Requirement
Without altering anything, output the material below.
───── Available data
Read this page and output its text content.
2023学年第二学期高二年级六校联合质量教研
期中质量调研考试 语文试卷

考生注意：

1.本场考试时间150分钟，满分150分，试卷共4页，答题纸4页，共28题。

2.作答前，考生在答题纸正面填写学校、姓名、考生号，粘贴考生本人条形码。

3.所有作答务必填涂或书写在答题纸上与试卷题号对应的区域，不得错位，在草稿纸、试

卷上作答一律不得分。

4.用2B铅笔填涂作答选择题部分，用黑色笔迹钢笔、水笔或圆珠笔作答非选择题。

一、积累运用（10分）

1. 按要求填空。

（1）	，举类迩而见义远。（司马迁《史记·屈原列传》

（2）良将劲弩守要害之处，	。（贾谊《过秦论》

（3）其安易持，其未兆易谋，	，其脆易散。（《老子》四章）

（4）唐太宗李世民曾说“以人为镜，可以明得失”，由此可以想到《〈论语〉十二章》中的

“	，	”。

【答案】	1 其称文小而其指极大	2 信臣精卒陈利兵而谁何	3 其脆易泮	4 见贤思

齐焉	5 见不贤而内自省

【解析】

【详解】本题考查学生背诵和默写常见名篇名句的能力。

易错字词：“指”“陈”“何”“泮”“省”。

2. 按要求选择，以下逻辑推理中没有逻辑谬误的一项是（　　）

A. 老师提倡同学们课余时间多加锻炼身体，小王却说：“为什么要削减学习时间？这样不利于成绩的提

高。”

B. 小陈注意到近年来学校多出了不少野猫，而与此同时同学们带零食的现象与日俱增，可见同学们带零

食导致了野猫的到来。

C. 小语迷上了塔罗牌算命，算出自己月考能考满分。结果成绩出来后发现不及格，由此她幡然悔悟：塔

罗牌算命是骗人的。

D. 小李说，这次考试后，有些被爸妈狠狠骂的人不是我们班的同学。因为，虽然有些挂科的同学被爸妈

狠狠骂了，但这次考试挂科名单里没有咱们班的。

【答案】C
──────────
Solution to the exercise
Read this page and output its text content.
2023学年第二学期高二年级六校联合质量教研
期中质量调研考试 语文试卷

考生注意：

1.本场考试时间150分钟，满分150分，试卷共4页，答题纸4页，共28题。

2.作答前，考生在答题纸正面填写学校、姓名、考生号，粘贴考生本人条形码。

3.所有作答务必填涂或书写在答题纸上与试卷题号对应的区域，不得错位，在草稿纸、试

卷上作答一律不得分。

4.用2B铅笔填涂作答选择题部分，用黑色笔迹钢笔、水笔或圆珠笔作答非选择题。

一、积累运用（10分）

1. 按要求填空。

（1）	，举类迩而见义远。（司马迁《史记·屈原列传》

（2）良将劲弩守要害之处，	。（贾谊《过秦论》

（3）其安易持，其未兆易谋，	，其脆易散。（《老子》四章）

（4）唐太宗李世民曾说“以人为镜，可以明得失”，由此可以想到《〈论语〉十二章》中的

“	，	”。

【答案】	1 其称文小而其指极大	2 信臣精卒陈利兵而谁何	3 其脆易泮	4 见贤思

齐焉	5 见不贤而内自省

【解析】

【详解】本题考查学生背诵和默写常见名篇名句的能力。

易错字词：“指”“陈”“何”“泮”“省”。

2. 按要求选择，以下逻辑推理中没有逻辑谬误的一项是（　　）

A. 老师提倡同学们课余时间多加锻炼身体，小王却说：“为什么要削减学习时间？这样不利于成绩的提

高。”

B. 小陈注意到近年来学校多出了不少野猫，而与此同时同学们带零食的现象与日俱增，可见同学们带零

食导致了野猫的到来。

C. 小语迷上了塔罗牌算命，算出自己月考能考满分。结果成绩出来后发现不及格，由此她幡然悔悟：塔

罗牌算命是骗人的。

D. 小李说，这次考试后，有些被爸妈狠狠骂的人不是我们班的同学。因为，虽然有些挂科的同学被爸妈

狠狠骂了，但这次考试挂科名单里没有咱们班的。

【答案】C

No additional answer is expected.